Stored data entries
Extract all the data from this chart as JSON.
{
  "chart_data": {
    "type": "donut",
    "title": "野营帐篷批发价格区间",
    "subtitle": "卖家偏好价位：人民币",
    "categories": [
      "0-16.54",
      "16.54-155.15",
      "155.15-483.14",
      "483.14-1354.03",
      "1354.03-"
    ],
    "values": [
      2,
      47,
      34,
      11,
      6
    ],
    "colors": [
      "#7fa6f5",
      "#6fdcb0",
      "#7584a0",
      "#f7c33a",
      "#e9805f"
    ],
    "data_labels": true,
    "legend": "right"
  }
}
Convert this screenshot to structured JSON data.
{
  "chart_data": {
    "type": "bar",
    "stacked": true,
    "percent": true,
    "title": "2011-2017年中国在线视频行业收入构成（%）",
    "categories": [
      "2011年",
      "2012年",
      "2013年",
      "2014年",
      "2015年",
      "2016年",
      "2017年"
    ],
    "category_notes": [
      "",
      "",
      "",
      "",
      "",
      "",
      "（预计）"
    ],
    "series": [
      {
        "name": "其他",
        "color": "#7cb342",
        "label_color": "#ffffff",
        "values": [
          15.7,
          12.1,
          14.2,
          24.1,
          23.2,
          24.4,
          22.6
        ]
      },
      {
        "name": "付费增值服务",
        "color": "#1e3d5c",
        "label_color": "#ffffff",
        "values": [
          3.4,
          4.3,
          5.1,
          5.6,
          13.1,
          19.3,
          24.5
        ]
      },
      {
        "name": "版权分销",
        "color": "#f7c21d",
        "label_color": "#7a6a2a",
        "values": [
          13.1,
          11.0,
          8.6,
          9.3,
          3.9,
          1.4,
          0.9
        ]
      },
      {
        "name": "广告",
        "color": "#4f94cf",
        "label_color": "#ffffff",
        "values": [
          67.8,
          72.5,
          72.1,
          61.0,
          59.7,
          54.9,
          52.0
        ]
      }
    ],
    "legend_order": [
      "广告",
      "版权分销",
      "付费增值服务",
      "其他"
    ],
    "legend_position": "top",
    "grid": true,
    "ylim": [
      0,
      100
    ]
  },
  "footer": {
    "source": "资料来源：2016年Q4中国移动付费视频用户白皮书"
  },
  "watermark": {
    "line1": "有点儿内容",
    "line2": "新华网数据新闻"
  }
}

...

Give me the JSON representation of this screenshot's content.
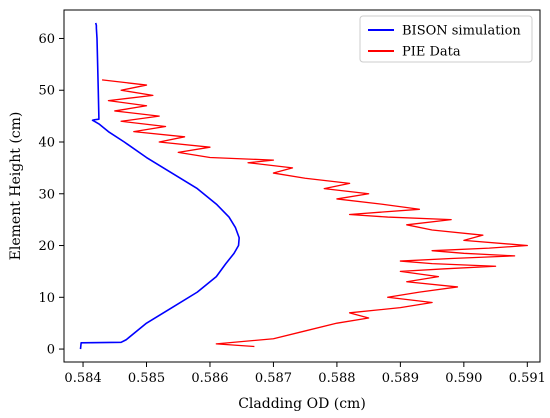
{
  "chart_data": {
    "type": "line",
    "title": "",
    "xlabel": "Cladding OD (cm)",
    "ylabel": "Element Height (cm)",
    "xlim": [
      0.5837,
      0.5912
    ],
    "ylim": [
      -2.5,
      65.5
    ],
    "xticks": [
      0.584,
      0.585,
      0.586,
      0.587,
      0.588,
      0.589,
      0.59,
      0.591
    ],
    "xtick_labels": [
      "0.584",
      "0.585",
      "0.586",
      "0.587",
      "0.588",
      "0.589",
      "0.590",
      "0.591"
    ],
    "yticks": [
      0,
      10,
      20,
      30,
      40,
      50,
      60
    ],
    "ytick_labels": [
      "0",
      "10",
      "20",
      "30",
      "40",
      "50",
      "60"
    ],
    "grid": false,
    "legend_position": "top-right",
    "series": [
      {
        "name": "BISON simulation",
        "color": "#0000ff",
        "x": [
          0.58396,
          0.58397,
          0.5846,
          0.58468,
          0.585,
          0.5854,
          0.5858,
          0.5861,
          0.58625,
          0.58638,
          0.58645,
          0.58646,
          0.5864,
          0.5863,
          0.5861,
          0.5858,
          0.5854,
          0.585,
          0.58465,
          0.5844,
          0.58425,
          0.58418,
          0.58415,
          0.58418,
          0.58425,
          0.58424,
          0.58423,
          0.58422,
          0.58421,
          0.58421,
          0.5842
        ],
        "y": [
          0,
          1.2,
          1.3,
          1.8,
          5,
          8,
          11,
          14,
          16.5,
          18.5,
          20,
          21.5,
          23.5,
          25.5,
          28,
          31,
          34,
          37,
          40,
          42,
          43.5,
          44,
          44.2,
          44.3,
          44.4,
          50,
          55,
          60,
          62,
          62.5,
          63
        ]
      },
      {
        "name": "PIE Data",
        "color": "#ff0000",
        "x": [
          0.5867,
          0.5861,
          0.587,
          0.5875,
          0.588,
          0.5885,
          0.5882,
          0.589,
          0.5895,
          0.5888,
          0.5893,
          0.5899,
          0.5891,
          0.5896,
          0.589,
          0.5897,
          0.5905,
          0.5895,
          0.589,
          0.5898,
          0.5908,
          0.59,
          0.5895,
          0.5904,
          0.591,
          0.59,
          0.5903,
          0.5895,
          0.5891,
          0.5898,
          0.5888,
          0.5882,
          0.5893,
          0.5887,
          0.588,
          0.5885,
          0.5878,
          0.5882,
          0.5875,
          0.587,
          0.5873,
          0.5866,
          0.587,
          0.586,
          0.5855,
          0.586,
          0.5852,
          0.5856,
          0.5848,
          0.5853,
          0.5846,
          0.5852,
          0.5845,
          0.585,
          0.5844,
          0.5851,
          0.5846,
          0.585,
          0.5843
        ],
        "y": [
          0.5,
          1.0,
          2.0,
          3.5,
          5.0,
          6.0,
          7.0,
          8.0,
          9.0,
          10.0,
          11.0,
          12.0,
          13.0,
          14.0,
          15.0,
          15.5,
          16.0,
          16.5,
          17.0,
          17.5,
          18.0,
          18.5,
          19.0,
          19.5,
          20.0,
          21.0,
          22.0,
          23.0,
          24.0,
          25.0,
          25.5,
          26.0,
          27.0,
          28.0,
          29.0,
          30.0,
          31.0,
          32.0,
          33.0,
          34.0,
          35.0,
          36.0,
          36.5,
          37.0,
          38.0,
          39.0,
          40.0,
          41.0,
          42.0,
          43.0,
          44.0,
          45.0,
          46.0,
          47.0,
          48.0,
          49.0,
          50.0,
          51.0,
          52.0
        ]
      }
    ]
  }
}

* * *

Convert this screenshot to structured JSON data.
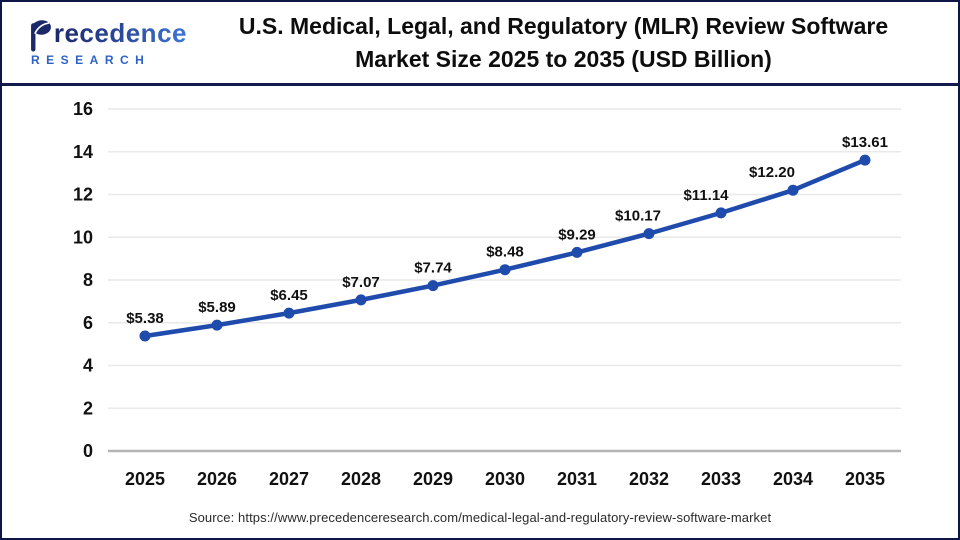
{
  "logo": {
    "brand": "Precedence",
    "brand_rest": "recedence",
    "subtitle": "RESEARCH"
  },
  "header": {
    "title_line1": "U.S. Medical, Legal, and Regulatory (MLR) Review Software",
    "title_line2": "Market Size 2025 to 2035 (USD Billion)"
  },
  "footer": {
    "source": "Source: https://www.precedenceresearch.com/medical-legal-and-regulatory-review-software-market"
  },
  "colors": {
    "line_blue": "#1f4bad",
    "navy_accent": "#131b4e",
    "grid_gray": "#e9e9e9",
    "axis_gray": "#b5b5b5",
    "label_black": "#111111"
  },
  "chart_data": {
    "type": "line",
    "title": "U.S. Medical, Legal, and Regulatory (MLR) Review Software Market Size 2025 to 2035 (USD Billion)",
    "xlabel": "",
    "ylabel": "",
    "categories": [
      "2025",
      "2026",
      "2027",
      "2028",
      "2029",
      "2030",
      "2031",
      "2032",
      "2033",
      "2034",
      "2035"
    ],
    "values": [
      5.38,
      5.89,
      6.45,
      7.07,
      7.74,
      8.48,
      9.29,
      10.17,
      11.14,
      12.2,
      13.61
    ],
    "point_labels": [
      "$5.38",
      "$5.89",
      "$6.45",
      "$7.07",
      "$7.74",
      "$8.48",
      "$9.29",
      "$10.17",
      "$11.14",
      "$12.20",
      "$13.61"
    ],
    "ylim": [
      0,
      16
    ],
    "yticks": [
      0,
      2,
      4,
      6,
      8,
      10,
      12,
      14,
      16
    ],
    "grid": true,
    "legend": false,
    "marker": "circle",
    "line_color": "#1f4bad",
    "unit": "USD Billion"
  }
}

**Written problem:**
For each line in the data above that contains the string "true", extract the line.

**Exercise answer:**
    "data_labels": true,
    "stacked": true,
    "percent": true,
    "grid": true,
    "grid": true,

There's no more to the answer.